INFORMATION SHOWN:
━━━━━━━━
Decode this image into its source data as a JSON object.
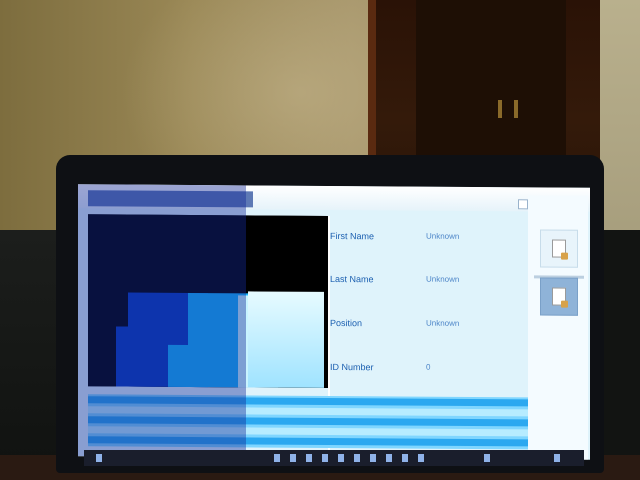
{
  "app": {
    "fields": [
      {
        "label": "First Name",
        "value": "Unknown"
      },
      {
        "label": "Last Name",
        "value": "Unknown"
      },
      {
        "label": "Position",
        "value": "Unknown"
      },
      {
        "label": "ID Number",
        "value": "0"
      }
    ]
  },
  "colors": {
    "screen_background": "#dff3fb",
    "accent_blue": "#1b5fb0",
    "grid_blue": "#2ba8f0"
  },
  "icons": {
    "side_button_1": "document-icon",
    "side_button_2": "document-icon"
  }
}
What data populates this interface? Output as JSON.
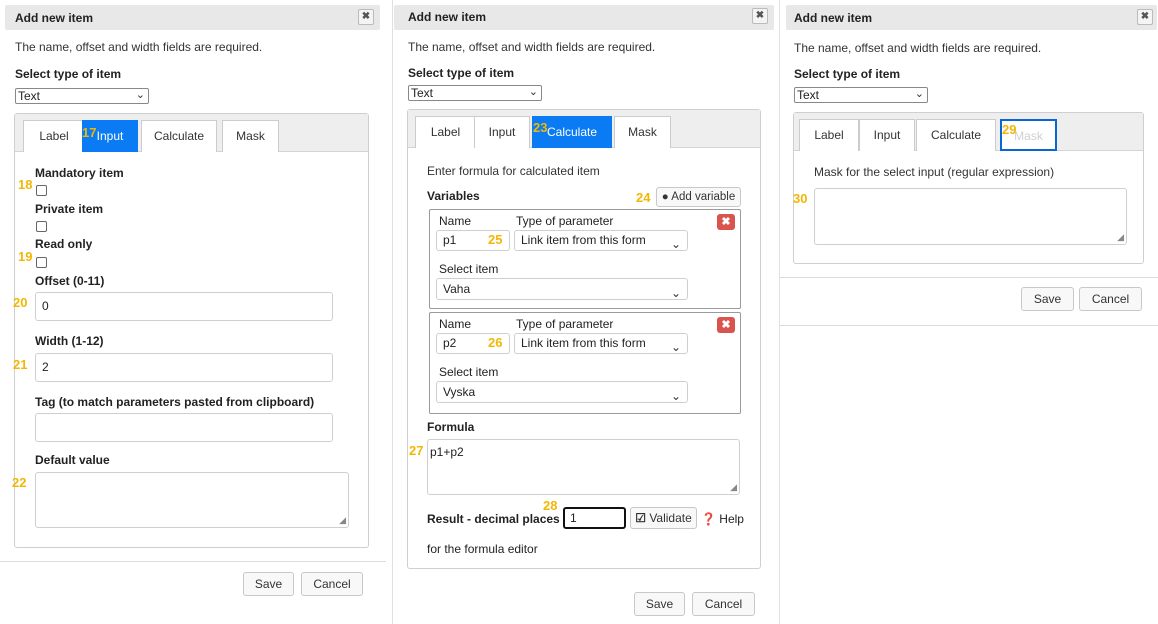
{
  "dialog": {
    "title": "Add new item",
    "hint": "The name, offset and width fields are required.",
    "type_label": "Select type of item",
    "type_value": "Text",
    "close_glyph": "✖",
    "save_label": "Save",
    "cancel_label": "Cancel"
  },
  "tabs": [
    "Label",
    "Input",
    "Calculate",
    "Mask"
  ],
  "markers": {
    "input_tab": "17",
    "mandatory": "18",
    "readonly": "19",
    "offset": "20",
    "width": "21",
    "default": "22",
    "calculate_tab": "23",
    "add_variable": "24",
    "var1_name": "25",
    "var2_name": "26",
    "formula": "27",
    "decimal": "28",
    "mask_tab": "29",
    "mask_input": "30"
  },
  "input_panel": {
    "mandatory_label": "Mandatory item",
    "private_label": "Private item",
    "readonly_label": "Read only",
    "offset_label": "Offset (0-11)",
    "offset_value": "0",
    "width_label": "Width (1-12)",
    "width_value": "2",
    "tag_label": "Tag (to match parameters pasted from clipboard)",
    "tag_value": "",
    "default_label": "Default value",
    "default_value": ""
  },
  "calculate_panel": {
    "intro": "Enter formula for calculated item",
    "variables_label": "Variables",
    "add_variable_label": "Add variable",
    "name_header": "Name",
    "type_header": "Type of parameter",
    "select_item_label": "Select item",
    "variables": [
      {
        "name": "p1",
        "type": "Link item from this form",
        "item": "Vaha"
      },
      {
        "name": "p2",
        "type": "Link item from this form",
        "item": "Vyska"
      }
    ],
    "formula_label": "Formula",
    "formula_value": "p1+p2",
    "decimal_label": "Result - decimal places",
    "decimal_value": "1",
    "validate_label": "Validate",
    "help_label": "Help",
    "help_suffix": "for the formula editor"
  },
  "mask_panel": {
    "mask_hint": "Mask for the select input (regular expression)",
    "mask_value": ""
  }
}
━━━━━━━━
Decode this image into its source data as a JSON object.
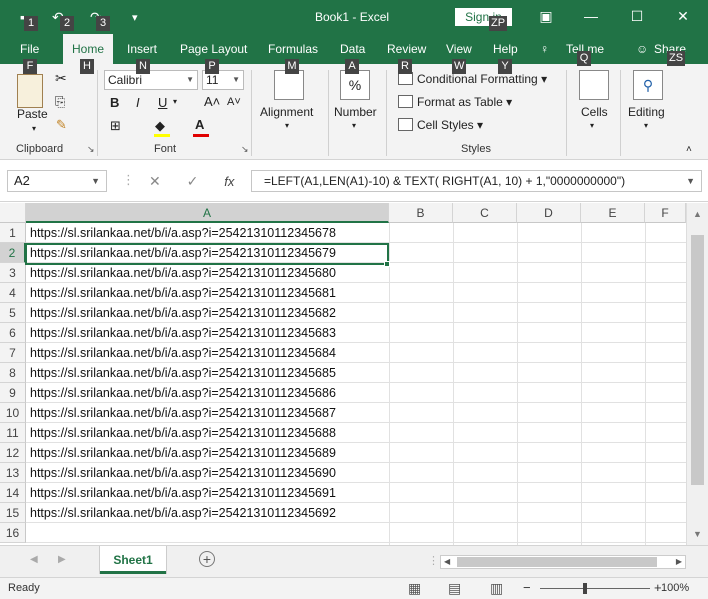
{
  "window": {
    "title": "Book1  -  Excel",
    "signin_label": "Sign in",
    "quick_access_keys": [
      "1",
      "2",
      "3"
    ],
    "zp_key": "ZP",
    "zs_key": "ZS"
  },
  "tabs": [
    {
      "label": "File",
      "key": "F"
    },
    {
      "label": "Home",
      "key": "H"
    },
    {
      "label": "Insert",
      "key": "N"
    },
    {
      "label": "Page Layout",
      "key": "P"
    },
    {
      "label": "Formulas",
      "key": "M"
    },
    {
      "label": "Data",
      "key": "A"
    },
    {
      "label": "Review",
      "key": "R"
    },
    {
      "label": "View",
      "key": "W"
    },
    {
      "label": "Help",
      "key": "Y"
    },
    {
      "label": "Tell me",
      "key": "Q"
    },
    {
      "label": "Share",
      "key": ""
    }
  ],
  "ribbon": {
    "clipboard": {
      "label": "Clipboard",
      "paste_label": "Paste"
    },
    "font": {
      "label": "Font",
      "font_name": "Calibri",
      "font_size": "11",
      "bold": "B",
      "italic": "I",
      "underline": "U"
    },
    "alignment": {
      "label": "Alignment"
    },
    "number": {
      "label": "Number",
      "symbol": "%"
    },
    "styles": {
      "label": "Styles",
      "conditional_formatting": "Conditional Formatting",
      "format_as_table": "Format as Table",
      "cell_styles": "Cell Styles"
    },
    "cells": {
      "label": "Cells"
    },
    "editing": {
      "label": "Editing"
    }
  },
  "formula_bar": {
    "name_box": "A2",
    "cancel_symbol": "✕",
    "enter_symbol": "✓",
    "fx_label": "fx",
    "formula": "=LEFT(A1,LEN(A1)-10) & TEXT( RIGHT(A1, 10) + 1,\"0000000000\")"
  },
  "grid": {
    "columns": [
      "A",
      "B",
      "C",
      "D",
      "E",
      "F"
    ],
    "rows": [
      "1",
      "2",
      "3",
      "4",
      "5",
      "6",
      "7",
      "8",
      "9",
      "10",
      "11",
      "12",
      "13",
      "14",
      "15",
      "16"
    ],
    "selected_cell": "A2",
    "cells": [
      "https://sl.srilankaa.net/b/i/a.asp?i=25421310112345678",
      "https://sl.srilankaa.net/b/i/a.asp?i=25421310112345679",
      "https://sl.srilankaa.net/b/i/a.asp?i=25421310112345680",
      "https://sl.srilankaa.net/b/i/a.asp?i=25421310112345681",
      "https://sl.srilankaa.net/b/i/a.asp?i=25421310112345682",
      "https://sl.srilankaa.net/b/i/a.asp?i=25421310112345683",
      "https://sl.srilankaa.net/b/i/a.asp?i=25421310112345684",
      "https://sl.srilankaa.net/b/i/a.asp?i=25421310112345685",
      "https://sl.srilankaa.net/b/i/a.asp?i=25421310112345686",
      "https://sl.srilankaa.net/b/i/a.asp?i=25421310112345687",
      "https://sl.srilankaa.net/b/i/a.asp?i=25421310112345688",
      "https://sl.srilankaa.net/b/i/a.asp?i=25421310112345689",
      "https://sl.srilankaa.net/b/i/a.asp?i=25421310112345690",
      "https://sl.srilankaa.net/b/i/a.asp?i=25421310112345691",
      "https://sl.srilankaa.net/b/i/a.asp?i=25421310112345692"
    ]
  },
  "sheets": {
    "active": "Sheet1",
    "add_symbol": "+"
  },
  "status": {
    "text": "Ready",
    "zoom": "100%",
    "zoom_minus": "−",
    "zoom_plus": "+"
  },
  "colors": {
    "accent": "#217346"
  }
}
━━━━━━━━
SET EXERCISE: Count the lines that hold the string "document" and state that number alone.

RESPONSE FOR THIS EXERCISE: 2